##### Recorded information
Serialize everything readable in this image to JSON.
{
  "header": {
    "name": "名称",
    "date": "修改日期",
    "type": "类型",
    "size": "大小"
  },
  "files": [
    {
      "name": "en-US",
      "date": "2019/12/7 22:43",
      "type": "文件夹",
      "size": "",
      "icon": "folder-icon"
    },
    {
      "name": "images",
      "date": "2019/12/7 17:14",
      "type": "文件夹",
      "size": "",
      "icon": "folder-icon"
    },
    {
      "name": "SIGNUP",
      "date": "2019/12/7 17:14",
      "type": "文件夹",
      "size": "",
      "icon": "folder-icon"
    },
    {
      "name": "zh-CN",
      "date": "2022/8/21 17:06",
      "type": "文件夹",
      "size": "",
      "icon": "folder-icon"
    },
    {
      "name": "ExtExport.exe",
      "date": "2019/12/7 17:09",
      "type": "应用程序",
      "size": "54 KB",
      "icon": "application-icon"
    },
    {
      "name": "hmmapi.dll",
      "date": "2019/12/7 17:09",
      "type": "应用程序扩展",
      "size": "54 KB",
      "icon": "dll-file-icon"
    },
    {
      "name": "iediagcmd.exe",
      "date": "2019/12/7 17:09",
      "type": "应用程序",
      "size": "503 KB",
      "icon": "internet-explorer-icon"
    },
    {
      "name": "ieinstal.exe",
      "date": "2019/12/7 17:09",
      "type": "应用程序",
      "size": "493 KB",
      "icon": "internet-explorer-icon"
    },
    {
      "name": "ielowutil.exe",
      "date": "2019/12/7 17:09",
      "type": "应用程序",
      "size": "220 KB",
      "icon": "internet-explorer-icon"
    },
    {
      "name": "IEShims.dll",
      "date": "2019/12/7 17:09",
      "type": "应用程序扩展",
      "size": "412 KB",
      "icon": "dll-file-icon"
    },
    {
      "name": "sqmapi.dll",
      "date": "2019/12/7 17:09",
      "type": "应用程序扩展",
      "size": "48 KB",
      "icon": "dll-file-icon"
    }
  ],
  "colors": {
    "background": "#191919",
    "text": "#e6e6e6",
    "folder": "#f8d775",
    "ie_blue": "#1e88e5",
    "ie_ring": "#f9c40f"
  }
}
##########
* **Directive**:
Give back the whole listing, word for word.

* **Task solution**:
Serialize everything readable in this image to JSON.
{
  "header": {
    "name": "名称",
    "date": "修改日期",
    "type": "类型",
    "size": "大小"
  },
  "files": [
    {
      "name": "en-US",
      "date": "2019/12/7 22:43",
      "type": "文件夹",
      "size": "",
      "icon": "folder-icon"
    },
    {
      "name": "images",
      "date": "2019/12/7 17:14",
      "type": "文件夹",
      "size": "",
      "icon": "folder-icon"
    },
    {
      "name": "SIGNUP",
      "date": "2019/12/7 17:14",
      "type": "文件夹",
      "size": "",
      "icon": "folder-icon"
    },
    {
      "name": "zh-CN",
      "date": "2022/8/21 17:06",
      "type": "文件夹",
      "size": "",
      "icon": "folder-icon"
    },
    {
      "name": "ExtExport.exe",
      "date": "2019/12/7 17:09",
      "type": "应用程序",
      "size": "54 KB",
      "icon": "application-icon"
    },
    {
      "name": "hmmapi.dll",
      "date": "2019/12/7 17:09",
      "type": "应用程序扩展",
      "size": "54 KB",
      "icon": "dll-file-icon"
    },
    {
      "name": "iediagcmd.exe",
      "date": "2019/12/7 17:09",
      "type": "应用程序",
      "size": "503 KB",
      "icon": "internet-explorer-icon"
    },
    {
      "name": "ieinstal.exe",
      "date": "2019/12/7 17:09",
      "type": "应用程序",
      "size": "493 KB",
      "icon": "internet-explorer-icon"
    },
    {
      "name": "ielowutil.exe",
      "date": "2019/12/7 17:09",
      "type": "应用程序",
      "size": "220 KB",
      "icon": "internet-explorer-icon"
    },
    {
      "name": "IEShims.dll",
      "date": "2019/12/7 17:09",
      "type": "应用程序扩展",
      "size": "412 KB",
      "icon": "dll-file-icon"
    },
    {
      "name": "sqmapi.dll",
      "date": "2019/12/7 17:09",
      "type": "应用程序扩展",
      "size": "48 KB",
      "icon": "dll-file-icon"
    }
  ],
  "colors": {
    "background": "#191919",
    "text": "#e6e6e6",
    "folder": "#f8d775",
    "ie_blue": "#1e88e5",
    "ie_ring": "#f9c40f"
  }
}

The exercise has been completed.